Assigned task -
Your answer should be the full listing, copied word for word.

Dataset -
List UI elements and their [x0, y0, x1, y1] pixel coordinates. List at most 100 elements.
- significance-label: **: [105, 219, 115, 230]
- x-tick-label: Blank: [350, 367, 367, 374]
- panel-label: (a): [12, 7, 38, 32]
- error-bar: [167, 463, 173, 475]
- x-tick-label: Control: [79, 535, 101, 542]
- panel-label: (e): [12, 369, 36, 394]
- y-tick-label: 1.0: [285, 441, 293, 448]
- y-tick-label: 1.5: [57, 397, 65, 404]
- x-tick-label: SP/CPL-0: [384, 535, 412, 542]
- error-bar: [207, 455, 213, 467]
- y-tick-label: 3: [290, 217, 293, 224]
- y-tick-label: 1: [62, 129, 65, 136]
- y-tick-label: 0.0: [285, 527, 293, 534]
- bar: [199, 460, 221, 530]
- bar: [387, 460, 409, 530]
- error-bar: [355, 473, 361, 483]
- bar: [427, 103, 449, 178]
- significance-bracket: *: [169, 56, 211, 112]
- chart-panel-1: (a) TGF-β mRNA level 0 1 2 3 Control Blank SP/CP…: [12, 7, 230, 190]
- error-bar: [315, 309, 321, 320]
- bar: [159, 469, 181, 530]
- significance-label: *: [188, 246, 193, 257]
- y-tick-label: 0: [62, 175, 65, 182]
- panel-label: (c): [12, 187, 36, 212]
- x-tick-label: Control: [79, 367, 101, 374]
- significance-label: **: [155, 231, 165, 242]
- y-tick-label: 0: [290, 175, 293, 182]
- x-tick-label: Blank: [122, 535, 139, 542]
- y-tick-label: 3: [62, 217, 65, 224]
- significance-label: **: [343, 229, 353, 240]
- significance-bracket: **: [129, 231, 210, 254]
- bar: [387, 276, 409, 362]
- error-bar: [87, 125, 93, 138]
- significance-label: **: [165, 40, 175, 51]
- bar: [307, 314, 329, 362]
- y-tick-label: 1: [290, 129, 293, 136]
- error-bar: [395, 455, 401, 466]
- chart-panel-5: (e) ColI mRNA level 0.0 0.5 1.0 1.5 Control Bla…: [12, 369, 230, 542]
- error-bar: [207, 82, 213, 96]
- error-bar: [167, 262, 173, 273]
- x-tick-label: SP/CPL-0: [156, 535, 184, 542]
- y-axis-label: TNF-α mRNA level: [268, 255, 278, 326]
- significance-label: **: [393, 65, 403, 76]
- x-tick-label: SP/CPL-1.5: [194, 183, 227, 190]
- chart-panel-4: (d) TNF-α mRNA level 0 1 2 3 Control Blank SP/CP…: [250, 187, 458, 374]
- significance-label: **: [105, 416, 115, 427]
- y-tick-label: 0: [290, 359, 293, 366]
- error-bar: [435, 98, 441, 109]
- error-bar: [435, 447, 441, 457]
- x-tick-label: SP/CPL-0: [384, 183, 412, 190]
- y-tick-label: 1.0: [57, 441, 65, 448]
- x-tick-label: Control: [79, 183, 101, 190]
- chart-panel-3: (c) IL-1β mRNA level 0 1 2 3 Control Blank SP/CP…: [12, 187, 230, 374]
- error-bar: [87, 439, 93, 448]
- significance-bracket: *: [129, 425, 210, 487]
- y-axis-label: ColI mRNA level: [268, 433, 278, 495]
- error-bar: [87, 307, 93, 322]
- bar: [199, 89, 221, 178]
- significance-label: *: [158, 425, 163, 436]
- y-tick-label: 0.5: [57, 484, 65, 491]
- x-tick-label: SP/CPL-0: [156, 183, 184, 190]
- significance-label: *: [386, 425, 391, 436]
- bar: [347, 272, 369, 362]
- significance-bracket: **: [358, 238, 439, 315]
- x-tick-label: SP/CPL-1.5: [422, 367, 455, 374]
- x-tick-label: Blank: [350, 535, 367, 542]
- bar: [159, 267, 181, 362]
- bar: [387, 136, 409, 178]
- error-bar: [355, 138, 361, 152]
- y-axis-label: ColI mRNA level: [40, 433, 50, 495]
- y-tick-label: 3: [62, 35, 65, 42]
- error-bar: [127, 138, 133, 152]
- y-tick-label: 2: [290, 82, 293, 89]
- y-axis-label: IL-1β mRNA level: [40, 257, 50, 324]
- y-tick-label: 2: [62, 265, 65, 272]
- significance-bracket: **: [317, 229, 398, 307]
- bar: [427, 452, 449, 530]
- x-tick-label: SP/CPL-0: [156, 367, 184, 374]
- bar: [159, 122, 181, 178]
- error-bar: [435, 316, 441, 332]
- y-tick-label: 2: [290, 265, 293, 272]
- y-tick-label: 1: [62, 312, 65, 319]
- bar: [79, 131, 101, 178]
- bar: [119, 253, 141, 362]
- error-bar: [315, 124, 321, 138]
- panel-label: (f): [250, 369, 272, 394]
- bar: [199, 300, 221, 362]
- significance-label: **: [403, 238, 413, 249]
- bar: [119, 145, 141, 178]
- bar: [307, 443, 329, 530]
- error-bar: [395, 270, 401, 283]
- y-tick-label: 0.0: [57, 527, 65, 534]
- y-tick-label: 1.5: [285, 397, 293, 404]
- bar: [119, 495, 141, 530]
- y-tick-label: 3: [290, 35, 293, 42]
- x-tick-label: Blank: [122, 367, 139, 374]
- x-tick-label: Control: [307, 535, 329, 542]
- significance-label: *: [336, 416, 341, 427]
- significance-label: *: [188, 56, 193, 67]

Response to this exercise -
List UI elements and their [x0, y0, x1, y1] pixel coordinates. List at most 100 elements.
- significance-label: **: [105, 219, 115, 230]
- x-tick-label: Blank: [350, 367, 367, 374]
- panel-label: (a): [12, 7, 38, 32]
- error-bar: [167, 463, 173, 475]
- x-tick-label: Control: [79, 535, 101, 542]
- panel-label: (e): [12, 369, 36, 394]
- y-tick-label: 1.0: [285, 441, 293, 448]
- y-tick-label: 1.5: [57, 397, 65, 404]
- x-tick-label: SP/CPL-0: [384, 535, 412, 542]
- error-bar: [207, 455, 213, 467]
- y-tick-label: 3: [290, 217, 293, 224]
- y-tick-label: 1: [62, 129, 65, 136]
- y-tick-label: 0.0: [285, 527, 293, 534]
- bar: [199, 460, 221, 530]
- bar: [387, 460, 409, 530]
- error-bar: [355, 473, 361, 483]
- bar: [427, 103, 449, 178]
- significance-bracket: *: [169, 56, 211, 112]
- chart-panel-1: (a) TGF-β mRNA level 0 1 2 3 Control Blank SP/CP…: [12, 7, 230, 190]
- error-bar: [315, 309, 321, 320]
- bar: [159, 469, 181, 530]
- significance-label: *: [188, 246, 193, 257]
- y-tick-label: 0: [62, 175, 65, 182]
- panel-label: (c): [12, 187, 36, 212]
- x-tick-label: Control: [79, 367, 101, 374]
- significance-label: **: [155, 231, 165, 242]
- y-tick-label: 0: [290, 175, 293, 182]
- x-tick-label: Blank: [122, 535, 139, 542]
- y-tick-label: 3: [62, 217, 65, 224]
- significance-label: **: [343, 229, 353, 240]
- significance-bracket: **: [129, 231, 210, 254]
- bar: [387, 276, 409, 362]
- error-bar: [87, 125, 93, 138]
- significance-label: **: [165, 40, 175, 51]
- bar: [307, 314, 329, 362]
- y-tick-label: 1: [290, 129, 293, 136]
- error-bar: [395, 455, 401, 466]
- chart-panel-5: (e) ColI mRNA level 0.0 0.5 1.0 1.5 Control Bla…: [12, 369, 230, 542]
- error-bar: [207, 82, 213, 96]
- error-bar: [167, 262, 173, 273]
- x-tick-label: SP/CPL-0: [156, 535, 184, 542]
- y-axis-label: TNF-α mRNA level: [268, 255, 278, 326]
- significance-label: **: [393, 65, 403, 76]
- x-tick-label: SP/CPL-1.5: [194, 183, 227, 190]
- chart-panel-4: (d) TNF-α mRNA level 0 1 2 3 Control Blank SP/CP…: [250, 187, 458, 374]
- significance-label: **: [105, 416, 115, 427]
- y-tick-label: 0: [290, 359, 293, 366]
- error-bar: [435, 98, 441, 109]
- error-bar: [435, 447, 441, 457]
- x-tick-label: SP/CPL-0: [384, 183, 412, 190]
- y-tick-label: 1.0: [57, 441, 65, 448]
- x-tick-label: Control: [79, 183, 101, 190]
- chart-panel-3: (c) IL-1β mRNA level 0 1 2 3 Control Blank SP/CP…: [12, 187, 230, 374]
- error-bar: [87, 439, 93, 448]
- significance-bracket: *: [129, 425, 210, 487]
- y-axis-label: ColI mRNA level: [268, 433, 278, 495]
- error-bar: [87, 307, 93, 322]
- bar: [199, 89, 221, 178]
- significance-label: *: [158, 425, 163, 436]
- y-tick-label: 0.5: [57, 484, 65, 491]
- x-tick-label: SP/CPL-0: [156, 183, 184, 190]
- significance-label: *: [386, 425, 391, 436]
- bar: [347, 272, 369, 362]
- significance-bracket: **: [358, 238, 439, 315]
- x-tick-label: SP/CPL-1.5: [422, 367, 455, 374]
- x-tick-label: Blank: [350, 535, 367, 542]
- bar: [159, 267, 181, 362]
- bar: [387, 136, 409, 178]
- error-bar: [355, 138, 361, 152]
- y-axis-label: ColI mRNA level: [40, 433, 50, 495]
- y-tick-label: 3: [62, 35, 65, 42]
- error-bar: [127, 138, 133, 152]
- y-tick-label: 2: [290, 82, 293, 89]
- y-axis-label: IL-1β mRNA level: [40, 257, 50, 324]
- y-tick-label: 2: [62, 265, 65, 272]
- significance-bracket: **: [317, 229, 398, 307]
- bar: [427, 452, 449, 530]
- x-tick-label: SP/CPL-0: [156, 367, 184, 374]
- bar: [159, 122, 181, 178]
- error-bar: [435, 316, 441, 332]
- y-tick-label: 2: [290, 265, 293, 272]
- y-tick-label: 1: [62, 312, 65, 319]
- bar: [79, 131, 101, 178]
- bar: [119, 253, 141, 362]
- error-bar: [315, 124, 321, 138]
- panel-label: (f): [250, 369, 272, 394]
- bar: [199, 300, 221, 362]
- significance-label: **: [403, 238, 413, 249]
- bar: [119, 145, 141, 178]
- bar: [307, 443, 329, 530]
- error-bar: [395, 270, 401, 283]
- y-tick-label: 0.0: [57, 527, 65, 534]
- y-tick-label: 1.5: [285, 397, 293, 404]
- bar: [119, 495, 141, 530]
- y-tick-label: 3: [290, 35, 293, 42]
- x-tick-label: Blank: [122, 367, 139, 374]
- x-tick-label: Control: [307, 535, 329, 542]
- significance-label: *: [336, 416, 341, 427]
- significance-label: *: [188, 56, 193, 67]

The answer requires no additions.